• Exercise description:
Find "Type out the text in this image." in the material, then return exactly the line containing it and all lines after it to the end, leaving out pictures.

--- start of Task input ---

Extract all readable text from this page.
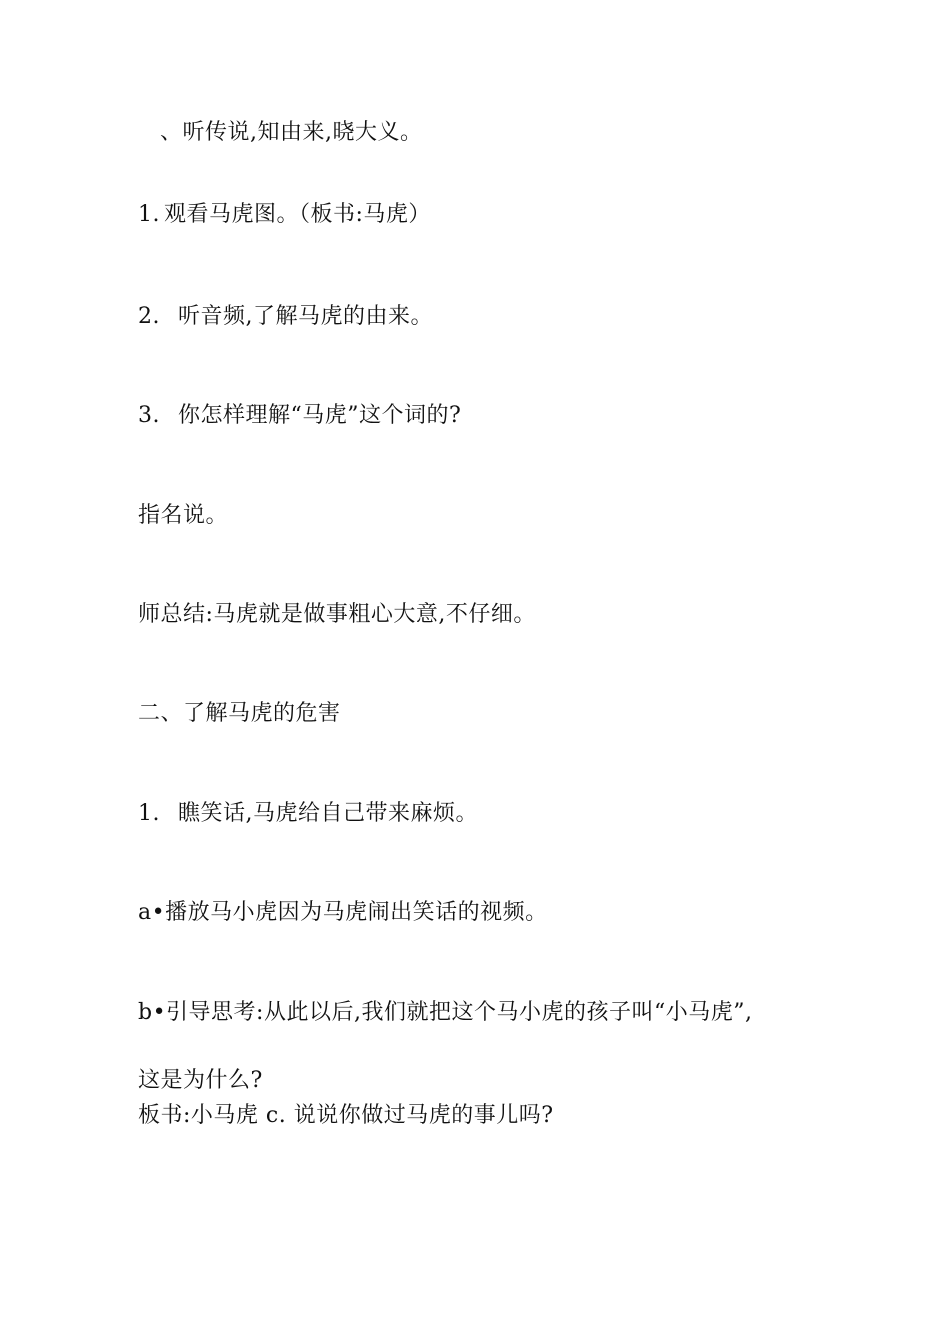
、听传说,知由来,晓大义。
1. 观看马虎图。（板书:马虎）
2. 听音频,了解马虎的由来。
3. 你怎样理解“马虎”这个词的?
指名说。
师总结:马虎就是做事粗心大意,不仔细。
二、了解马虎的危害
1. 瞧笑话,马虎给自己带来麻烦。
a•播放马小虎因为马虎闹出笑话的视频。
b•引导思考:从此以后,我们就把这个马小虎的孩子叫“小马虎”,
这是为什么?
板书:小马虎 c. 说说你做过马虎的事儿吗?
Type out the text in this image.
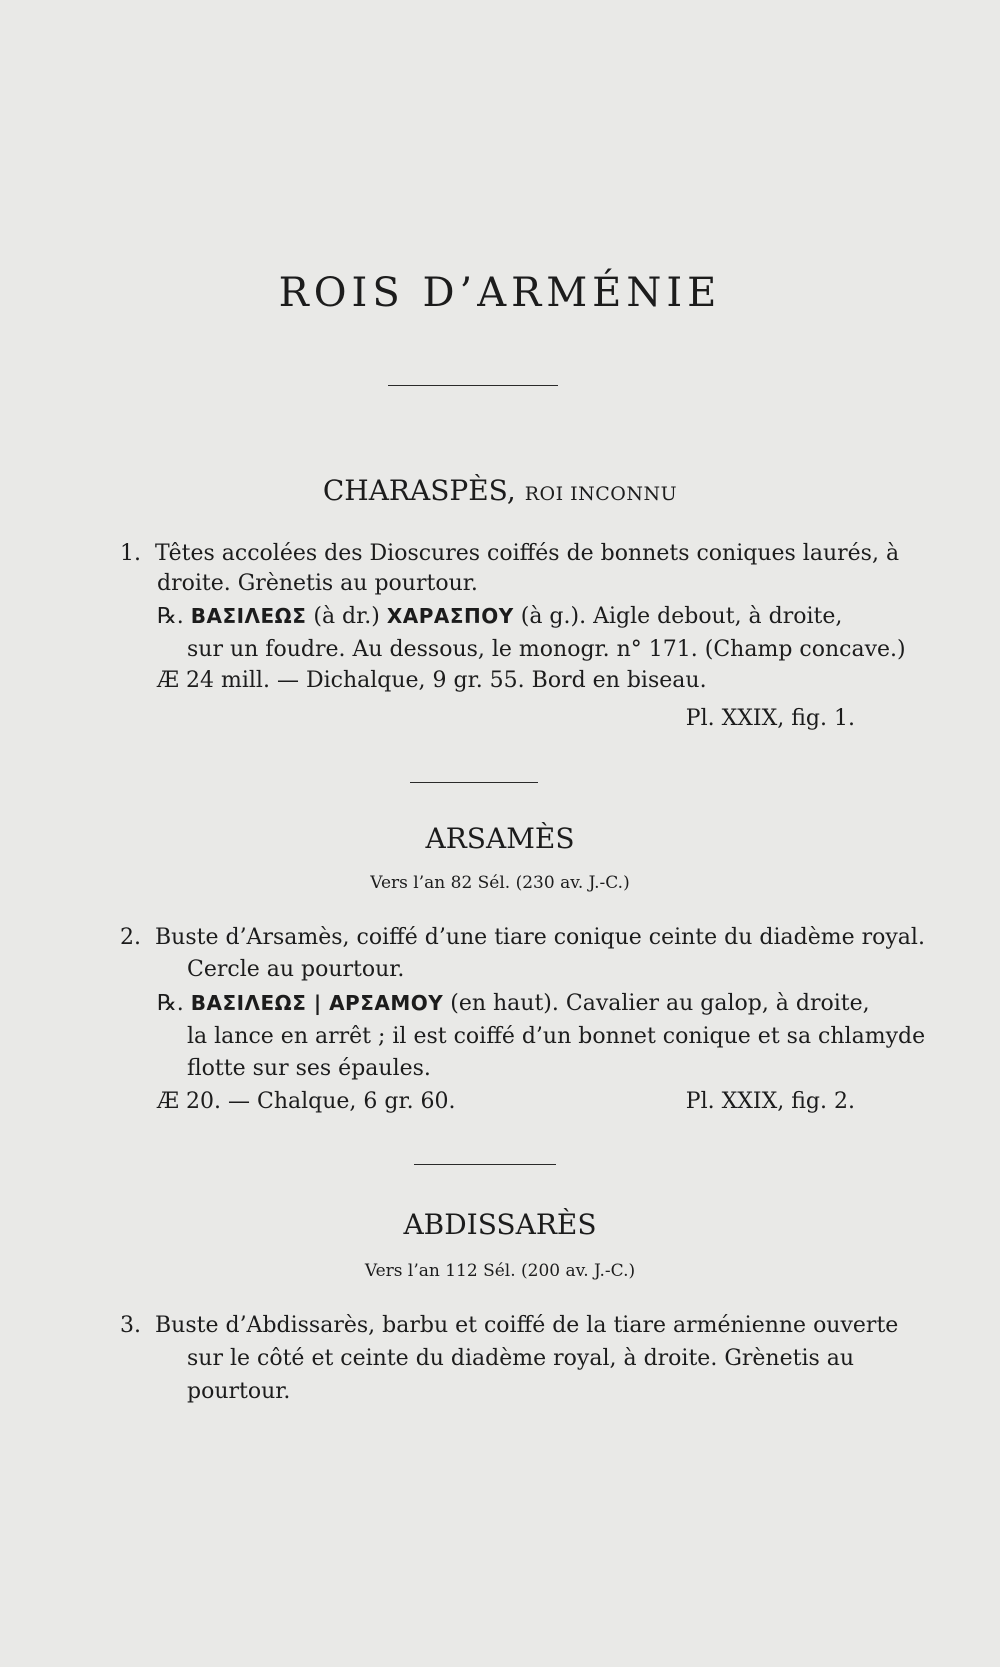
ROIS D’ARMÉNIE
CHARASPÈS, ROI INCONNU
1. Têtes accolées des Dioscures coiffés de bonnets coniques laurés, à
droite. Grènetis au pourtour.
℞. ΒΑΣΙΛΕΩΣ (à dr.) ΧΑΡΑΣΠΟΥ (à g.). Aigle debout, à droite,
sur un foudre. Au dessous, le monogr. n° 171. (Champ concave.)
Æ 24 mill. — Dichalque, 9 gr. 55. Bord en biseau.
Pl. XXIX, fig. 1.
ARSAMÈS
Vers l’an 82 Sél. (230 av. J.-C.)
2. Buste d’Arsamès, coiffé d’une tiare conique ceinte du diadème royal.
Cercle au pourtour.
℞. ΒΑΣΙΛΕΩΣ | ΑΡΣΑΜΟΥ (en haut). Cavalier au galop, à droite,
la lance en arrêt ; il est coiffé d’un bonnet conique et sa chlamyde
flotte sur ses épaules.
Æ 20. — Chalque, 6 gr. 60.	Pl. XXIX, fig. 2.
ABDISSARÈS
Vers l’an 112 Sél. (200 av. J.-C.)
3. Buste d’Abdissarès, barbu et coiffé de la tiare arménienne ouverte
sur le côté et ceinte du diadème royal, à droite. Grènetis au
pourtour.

--- end of Task input ---

• Result below:
Type out the text in this image.
ROIS D’ARMÉNIE
CHARASPÈS, ROI INCONNU
1. Têtes accolées des Dioscures coiffés de bonnets coniques laurés, à
droite. Grènetis au pourtour.
℞. ΒΑΣΙΛΕΩΣ (à dr.) ΧΑΡΑΣΠΟΥ (à g.). Aigle debout, à droite,
sur un foudre. Au dessous, le monogr. n° 171. (Champ concave.)
Æ 24 mill. — Dichalque, 9 gr. 55. Bord en biseau.
Pl. XXIX, fig. 1.
ARSAMÈS
Vers l’an 82 Sél. (230 av. J.-C.)
2. Buste d’Arsamès, coiffé d’une tiare conique ceinte du diadème royal.
Cercle au pourtour.
℞. ΒΑΣΙΛΕΩΣ | ΑΡΣΑΜΟΥ (en haut). Cavalier au galop, à droite,
la lance en arrêt ; il est coiffé d’un bonnet conique et sa chlamyde
flotte sur ses épaules.
Æ 20. — Chalque, 6 gr. 60.	Pl. XXIX, fig. 2.
ABDISSARÈS
Vers l’an 112 Sél. (200 av. J.-C.)
3. Buste d’Abdissarès, barbu et coiffé de la tiare arménienne ouverte
sur le côté et ceinte du diadème royal, à droite. Grènetis au
pourtour.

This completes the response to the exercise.